Your task is to give the data again, exactly, with every line intact.
>> Start DATA ENTRIES
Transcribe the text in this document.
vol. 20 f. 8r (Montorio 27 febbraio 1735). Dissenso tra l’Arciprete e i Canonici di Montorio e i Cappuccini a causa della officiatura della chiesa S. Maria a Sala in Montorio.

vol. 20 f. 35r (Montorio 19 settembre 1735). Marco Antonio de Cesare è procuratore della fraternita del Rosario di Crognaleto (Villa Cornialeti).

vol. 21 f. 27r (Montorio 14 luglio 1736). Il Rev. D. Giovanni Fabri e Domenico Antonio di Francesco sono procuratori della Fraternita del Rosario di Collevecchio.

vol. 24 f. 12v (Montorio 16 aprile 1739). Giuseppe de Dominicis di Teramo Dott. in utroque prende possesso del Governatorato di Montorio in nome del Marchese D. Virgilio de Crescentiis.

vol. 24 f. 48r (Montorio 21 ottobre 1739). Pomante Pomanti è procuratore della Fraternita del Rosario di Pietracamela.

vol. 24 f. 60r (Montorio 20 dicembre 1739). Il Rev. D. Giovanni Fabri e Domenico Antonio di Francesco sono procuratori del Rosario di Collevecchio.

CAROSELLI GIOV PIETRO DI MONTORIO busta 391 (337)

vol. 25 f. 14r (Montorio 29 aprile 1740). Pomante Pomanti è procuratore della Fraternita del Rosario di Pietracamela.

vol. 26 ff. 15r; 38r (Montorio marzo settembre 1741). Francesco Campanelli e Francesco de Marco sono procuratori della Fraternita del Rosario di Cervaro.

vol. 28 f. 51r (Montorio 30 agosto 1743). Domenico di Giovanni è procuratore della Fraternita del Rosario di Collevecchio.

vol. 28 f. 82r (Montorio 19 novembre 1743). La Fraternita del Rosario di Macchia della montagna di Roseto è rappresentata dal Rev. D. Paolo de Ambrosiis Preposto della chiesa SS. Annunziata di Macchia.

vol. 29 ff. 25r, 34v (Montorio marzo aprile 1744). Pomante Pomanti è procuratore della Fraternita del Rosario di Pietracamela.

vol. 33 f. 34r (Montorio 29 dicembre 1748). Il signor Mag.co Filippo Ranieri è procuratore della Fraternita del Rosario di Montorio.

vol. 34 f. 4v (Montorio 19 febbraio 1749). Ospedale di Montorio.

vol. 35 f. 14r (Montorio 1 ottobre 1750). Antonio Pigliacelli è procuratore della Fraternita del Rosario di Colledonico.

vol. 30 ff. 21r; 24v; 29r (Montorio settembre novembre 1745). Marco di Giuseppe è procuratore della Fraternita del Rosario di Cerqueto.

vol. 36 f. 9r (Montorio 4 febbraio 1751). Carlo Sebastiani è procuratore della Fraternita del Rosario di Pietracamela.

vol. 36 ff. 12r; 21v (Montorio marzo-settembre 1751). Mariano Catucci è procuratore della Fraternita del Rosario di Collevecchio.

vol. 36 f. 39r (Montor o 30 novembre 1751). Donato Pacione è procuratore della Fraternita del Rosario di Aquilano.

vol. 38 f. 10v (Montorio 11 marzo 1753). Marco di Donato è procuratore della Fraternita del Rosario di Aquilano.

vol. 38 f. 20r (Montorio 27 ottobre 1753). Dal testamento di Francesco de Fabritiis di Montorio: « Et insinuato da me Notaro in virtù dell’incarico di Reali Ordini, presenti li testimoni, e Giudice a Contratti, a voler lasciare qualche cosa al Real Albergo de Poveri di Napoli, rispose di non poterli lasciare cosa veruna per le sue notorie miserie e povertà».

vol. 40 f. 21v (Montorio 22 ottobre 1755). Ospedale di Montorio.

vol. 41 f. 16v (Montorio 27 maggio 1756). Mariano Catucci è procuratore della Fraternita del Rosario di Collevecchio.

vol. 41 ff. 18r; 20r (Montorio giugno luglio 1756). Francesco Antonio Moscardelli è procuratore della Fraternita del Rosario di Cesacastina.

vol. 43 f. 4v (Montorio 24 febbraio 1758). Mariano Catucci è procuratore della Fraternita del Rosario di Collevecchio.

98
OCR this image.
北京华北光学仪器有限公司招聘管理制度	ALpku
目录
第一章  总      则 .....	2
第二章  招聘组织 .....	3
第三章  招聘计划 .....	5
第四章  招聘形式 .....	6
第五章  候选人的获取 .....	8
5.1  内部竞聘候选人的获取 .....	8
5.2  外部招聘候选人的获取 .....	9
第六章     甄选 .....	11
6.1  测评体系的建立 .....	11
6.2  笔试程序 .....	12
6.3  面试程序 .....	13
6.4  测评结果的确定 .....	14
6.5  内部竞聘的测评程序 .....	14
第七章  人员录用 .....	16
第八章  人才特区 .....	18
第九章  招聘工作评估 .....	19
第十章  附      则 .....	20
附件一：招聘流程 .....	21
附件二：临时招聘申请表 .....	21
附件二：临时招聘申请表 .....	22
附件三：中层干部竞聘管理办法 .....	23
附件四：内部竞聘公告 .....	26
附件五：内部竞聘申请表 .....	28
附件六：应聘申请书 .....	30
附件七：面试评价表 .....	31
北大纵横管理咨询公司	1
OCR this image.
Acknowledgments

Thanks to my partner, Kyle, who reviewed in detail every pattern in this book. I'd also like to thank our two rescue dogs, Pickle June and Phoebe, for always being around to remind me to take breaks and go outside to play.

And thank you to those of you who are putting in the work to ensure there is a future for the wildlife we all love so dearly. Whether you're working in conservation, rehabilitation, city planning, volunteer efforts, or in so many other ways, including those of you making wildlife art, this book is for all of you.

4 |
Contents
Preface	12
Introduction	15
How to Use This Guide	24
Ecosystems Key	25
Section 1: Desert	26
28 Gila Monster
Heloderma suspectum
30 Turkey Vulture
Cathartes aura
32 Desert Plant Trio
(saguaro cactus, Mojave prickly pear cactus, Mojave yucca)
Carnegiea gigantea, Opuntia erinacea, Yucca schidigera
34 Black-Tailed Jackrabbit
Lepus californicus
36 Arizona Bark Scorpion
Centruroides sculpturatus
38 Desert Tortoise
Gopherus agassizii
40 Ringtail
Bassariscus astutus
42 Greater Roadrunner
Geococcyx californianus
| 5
>> End DATA ENTRIES
### FULL SOLUTION:
Transcribe the text in this document.
vol. 20 f. 8r (Montorio 27 febbraio 1735). Dissenso tra l’Arciprete e i Canonici di Montorio e i Cappuccini a causa della officiatura della chiesa S. Maria a Sala in Montorio.

vol. 20 f. 35r (Montorio 19 settembre 1735). Marco Antonio de Cesare è procuratore della fraternita del Rosario di Crognaleto (Villa Cornialeti).

vol. 21 f. 27r (Montorio 14 luglio 1736). Il Rev. D. Giovanni Fabri e Domenico Antonio di Francesco sono procuratori della Fraternita del Rosario di Collevecchio.

vol. 24 f. 12v (Montorio 16 aprile 1739). Giuseppe de Dominicis di Teramo Dott. in utroque prende possesso del Governatorato di Montorio in nome del Marchese D. Virgilio de Crescentiis.

vol. 24 f. 48r (Montorio 21 ottobre 1739). Pomante Pomanti è procuratore della Fraternita del Rosario di Pietracamela.

vol. 24 f. 60r (Montorio 20 dicembre 1739). Il Rev. D. Giovanni Fabri e Domenico Antonio di Francesco sono procuratori del Rosario di Collevecchio.

CAROSELLI GIOV PIETRO DI MONTORIO busta 391 (337)

vol. 25 f. 14r (Montorio 29 aprile 1740). Pomante Pomanti è procuratore della Fraternita del Rosario di Pietracamela.

vol. 26 ff. 15r; 38r (Montorio marzo settembre 1741). Francesco Campanelli e Francesco de Marco sono procuratori della Fraternita del Rosario di Cervaro.

vol. 28 f. 51r (Montorio 30 agosto 1743). Domenico di Giovanni è procuratore della Fraternita del Rosario di Collevecchio.

vol. 28 f. 82r (Montorio 19 novembre 1743). La Fraternita del Rosario di Macchia della montagna di Roseto è rappresentata dal Rev. D. Paolo de Ambrosiis Preposto della chiesa SS. Annunziata di Macchia.

vol. 29 ff. 25r, 34v (Montorio marzo aprile 1744). Pomante Pomanti è procuratore della Fraternita del Rosario di Pietracamela.

vol. 33 f. 34r (Montorio 29 dicembre 1748). Il signor Mag.co Filippo Ranieri è procuratore della Fraternita del Rosario di Montorio.

vol. 34 f. 4v (Montorio 19 febbraio 1749). Ospedale di Montorio.

vol. 35 f. 14r (Montorio 1 ottobre 1750). Antonio Pigliacelli è procuratore della Fraternita del Rosario di Colledonico.

vol. 30 ff. 21r; 24v; 29r (Montorio settembre novembre 1745). Marco di Giuseppe è procuratore della Fraternita del Rosario di Cerqueto.

vol. 36 f. 9r (Montorio 4 febbraio 1751). Carlo Sebastiani è procuratore della Fraternita del Rosario di Pietracamela.

vol. 36 ff. 12r; 21v (Montorio marzo-settembre 1751). Mariano Catucci è procuratore della Fraternita del Rosario di Collevecchio.

vol. 36 f. 39r (Montor o 30 novembre 1751). Donato Pacione è procuratore della Fraternita del Rosario di Aquilano.

vol. 38 f. 10v (Montorio 11 marzo 1753). Marco di Donato è procuratore della Fraternita del Rosario di Aquilano.

vol. 38 f. 20r (Montorio 27 ottobre 1753). Dal testamento di Francesco de Fabritiis di Montorio: « Et insinuato da me Notaro in virtù dell’incarico di Reali Ordini, presenti li testimoni, e Giudice a Contratti, a voler lasciare qualche cosa al Real Albergo de Poveri di Napoli, rispose di non poterli lasciare cosa veruna per le sue notorie miserie e povertà».

vol. 40 f. 21v (Montorio 22 ottobre 1755). Ospedale di Montorio.

vol. 41 f. 16v (Montorio 27 maggio 1756). Mariano Catucci è procuratore della Fraternita del Rosario di Collevecchio.

vol. 41 ff. 18r; 20r (Montorio giugno luglio 1756). Francesco Antonio Moscardelli è procuratore della Fraternita del Rosario di Cesacastina.

vol. 43 f. 4v (Montorio 24 febbraio 1758). Mariano Catucci è procuratore della Fraternita del Rosario di Collevecchio.

98
OCR this image.
北京华北光学仪器有限公司招聘管理制度	ALpku
目录
第一章  总      则 .....	2
第二章  招聘组织 .....	3
第三章  招聘计划 .....	5
第四章  招聘形式 .....	6
第五章  候选人的获取 .....	8
5.1  内部竞聘候选人的获取 .....	8
5.2  外部招聘候选人的获取 .....	9
第六章     甄选 .....	11
6.1  测评体系的建立 .....	11
6.2  笔试程序 .....	12
6.3  面试程序 .....	13
6.4  测评结果的确定 .....	14
6.5  内部竞聘的测评程序 .....	14
第七章  人员录用 .....	16
第八章  人才特区 .....	18
第九章  招聘工作评估 .....	19
第十章  附      则 .....	20
附件一：招聘流程 .....	21
附件二：临时招聘申请表 .....	21
附件二：临时招聘申请表 .....	22
附件三：中层干部竞聘管理办法 .....	23
附件四：内部竞聘公告 .....	26
附件五：内部竞聘申请表 .....	28
附件六：应聘申请书 .....	30
附件七：面试评价表 .....	31
北大纵横管理咨询公司	1
OCR this image.
Acknowledgments

Thanks to my partner, Kyle, who reviewed in detail every pattern in this book. I'd also like to thank our two rescue dogs, Pickle June and Phoebe, for always being around to remind me to take breaks and go outside to play.

And thank you to those of you who are putting in the work to ensure there is a future for the wildlife we all love so dearly. Whether you're working in conservation, rehabilitation, city planning, volunteer efforts, or in so many other ways, including those of you making wildlife art, this book is for all of you.

4 |
Contents
Preface	12
Introduction	15
How to Use This Guide	24
Ecosystems Key	25
Section 1: Desert	26
28 Gila Monster
Heloderma suspectum
30 Turkey Vulture
Cathartes aura
32 Desert Plant Trio
(saguaro cactus, Mojave prickly pear cactus, Mojave yucca)
Carnegiea gigantea, Opuntia erinacea, Yucca schidigera
34 Black-Tailed Jackrabbit
Lepus californicus
36 Arizona Bark Scorpion
Centruroides sculpturatus
38 Desert Tortoise
Gopherus agassizii
40 Ringtail
Bassariscus astutus
42 Greater Roadrunner
Geococcyx californianus
| 5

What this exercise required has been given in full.